● What this task involves:
Report the number of lines that include "upper", with no additional text.

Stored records
·····
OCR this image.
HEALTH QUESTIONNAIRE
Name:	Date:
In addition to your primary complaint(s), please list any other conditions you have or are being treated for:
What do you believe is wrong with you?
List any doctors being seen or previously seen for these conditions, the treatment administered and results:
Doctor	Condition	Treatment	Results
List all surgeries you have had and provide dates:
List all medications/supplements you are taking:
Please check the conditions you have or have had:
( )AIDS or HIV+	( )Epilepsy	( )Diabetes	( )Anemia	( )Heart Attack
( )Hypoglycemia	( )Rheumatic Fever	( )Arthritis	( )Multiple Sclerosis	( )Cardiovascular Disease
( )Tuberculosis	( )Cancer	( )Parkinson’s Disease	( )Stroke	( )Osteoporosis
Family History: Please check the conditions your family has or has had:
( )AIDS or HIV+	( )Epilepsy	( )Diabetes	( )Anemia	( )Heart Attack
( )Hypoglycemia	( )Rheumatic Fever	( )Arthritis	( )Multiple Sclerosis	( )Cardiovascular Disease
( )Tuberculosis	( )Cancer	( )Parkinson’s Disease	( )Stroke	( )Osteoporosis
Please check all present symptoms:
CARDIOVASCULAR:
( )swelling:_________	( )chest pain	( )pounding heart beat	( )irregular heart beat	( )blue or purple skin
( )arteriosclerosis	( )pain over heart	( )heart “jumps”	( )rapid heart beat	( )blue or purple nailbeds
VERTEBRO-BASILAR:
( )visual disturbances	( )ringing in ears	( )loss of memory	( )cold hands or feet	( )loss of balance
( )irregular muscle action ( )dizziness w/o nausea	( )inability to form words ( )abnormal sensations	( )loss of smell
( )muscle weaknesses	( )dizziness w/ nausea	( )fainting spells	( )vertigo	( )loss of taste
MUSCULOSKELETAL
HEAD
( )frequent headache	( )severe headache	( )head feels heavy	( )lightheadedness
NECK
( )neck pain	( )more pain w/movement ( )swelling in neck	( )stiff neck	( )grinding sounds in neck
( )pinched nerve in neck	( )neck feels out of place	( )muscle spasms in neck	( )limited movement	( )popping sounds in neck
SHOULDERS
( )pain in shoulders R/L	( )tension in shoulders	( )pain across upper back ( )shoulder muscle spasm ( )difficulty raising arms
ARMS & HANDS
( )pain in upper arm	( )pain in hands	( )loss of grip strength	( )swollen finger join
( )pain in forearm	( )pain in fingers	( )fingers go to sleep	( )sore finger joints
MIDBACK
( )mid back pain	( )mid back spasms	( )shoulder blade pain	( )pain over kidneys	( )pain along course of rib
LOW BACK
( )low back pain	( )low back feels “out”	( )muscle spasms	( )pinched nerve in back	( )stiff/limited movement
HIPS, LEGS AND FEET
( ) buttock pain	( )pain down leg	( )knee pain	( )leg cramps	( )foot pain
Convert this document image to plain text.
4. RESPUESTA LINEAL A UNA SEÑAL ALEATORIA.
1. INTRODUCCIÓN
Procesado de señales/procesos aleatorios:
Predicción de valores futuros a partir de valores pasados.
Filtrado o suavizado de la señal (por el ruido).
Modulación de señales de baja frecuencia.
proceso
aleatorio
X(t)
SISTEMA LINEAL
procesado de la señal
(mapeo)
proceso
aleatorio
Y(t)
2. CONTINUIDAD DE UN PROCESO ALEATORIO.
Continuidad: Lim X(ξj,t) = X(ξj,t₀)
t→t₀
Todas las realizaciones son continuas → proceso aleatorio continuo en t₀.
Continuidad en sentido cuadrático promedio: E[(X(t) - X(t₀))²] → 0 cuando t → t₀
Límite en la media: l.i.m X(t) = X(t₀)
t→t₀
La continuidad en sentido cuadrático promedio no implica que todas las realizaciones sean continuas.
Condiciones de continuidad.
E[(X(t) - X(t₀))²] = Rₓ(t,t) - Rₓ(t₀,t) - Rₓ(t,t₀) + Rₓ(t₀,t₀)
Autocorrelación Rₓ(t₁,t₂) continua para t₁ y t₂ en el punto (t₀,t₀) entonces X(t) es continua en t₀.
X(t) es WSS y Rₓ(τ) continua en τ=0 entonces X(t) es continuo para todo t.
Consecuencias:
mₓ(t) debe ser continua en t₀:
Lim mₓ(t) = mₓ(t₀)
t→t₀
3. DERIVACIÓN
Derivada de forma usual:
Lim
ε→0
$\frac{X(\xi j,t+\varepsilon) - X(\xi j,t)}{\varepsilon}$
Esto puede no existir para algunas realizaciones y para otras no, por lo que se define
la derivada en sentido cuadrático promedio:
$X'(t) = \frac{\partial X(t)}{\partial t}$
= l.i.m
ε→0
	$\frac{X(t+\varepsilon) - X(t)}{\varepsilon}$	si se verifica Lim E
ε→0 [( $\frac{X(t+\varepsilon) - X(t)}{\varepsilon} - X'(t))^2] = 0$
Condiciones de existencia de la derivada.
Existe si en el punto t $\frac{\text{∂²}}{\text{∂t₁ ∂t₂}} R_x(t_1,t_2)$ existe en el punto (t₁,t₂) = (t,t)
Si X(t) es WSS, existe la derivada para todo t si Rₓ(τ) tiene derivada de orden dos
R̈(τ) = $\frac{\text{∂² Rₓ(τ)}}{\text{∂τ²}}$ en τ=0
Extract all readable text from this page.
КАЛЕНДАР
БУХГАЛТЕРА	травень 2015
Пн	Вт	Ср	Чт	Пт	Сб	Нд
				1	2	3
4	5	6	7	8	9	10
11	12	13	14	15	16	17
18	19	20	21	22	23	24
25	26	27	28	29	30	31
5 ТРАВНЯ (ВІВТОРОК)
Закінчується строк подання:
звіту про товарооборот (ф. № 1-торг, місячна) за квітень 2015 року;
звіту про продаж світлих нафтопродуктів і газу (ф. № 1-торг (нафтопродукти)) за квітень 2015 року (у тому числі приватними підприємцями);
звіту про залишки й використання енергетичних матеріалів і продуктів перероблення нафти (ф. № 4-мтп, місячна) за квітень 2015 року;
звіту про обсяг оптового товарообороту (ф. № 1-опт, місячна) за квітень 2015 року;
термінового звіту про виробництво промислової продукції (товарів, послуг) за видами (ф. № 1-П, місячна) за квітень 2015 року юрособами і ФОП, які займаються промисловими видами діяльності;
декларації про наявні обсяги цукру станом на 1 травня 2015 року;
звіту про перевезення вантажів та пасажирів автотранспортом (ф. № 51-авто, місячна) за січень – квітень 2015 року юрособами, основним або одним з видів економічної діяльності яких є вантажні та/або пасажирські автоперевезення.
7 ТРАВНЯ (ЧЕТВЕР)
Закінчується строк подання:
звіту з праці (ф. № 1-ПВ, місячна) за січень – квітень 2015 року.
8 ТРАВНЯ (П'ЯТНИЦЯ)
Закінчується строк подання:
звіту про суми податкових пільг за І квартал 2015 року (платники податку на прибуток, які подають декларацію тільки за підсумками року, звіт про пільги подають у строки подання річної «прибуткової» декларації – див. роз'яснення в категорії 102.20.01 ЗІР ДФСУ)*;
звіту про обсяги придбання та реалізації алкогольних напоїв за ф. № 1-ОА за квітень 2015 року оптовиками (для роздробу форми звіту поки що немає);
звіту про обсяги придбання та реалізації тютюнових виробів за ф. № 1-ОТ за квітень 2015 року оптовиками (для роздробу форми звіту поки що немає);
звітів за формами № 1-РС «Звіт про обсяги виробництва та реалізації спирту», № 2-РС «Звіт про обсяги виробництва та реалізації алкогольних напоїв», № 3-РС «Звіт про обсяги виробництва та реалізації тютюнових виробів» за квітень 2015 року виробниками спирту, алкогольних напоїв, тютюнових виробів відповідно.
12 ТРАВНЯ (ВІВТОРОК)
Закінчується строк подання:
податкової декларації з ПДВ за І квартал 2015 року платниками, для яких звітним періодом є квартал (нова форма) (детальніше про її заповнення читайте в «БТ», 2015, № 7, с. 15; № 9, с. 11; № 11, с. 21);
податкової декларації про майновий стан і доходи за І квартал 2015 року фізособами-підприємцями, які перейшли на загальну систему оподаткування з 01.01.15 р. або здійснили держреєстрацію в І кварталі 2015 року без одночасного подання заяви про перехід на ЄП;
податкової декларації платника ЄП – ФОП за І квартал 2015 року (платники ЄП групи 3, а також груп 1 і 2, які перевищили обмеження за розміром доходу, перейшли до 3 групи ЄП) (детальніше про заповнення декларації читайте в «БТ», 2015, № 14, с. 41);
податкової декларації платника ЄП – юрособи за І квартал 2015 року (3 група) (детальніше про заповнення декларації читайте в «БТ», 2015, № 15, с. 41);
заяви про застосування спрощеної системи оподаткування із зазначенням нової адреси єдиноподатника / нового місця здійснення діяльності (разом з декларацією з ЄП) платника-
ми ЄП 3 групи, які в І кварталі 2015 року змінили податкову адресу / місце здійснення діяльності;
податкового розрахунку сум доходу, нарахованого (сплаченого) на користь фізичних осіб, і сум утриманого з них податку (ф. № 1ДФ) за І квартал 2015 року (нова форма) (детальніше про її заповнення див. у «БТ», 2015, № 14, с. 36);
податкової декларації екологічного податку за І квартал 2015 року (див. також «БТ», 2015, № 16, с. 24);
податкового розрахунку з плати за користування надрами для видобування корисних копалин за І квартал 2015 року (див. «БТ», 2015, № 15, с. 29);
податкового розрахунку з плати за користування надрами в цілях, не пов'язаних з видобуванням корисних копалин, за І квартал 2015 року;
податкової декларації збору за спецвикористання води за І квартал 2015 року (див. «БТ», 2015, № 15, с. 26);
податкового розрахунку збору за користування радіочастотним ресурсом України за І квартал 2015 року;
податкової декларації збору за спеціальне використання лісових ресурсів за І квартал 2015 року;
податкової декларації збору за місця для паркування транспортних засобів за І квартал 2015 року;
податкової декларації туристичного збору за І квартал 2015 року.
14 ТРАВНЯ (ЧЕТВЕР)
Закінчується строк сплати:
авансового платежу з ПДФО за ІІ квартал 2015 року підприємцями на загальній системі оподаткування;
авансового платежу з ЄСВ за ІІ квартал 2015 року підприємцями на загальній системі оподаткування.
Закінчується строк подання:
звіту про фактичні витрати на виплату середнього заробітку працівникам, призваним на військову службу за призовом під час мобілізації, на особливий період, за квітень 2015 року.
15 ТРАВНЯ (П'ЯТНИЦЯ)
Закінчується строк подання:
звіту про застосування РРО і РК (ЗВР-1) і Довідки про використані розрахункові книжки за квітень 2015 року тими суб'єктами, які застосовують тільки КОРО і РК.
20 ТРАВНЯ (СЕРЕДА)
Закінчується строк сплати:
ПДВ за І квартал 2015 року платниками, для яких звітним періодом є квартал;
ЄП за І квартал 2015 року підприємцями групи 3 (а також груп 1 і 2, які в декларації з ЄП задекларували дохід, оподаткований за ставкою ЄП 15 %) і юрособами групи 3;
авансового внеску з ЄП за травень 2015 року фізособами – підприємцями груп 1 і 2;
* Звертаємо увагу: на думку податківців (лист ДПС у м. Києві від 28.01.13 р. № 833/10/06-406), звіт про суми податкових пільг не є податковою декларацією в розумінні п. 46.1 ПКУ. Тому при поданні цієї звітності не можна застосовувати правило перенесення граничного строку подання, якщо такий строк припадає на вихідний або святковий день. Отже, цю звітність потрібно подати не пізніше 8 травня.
·····
● Correct output:
2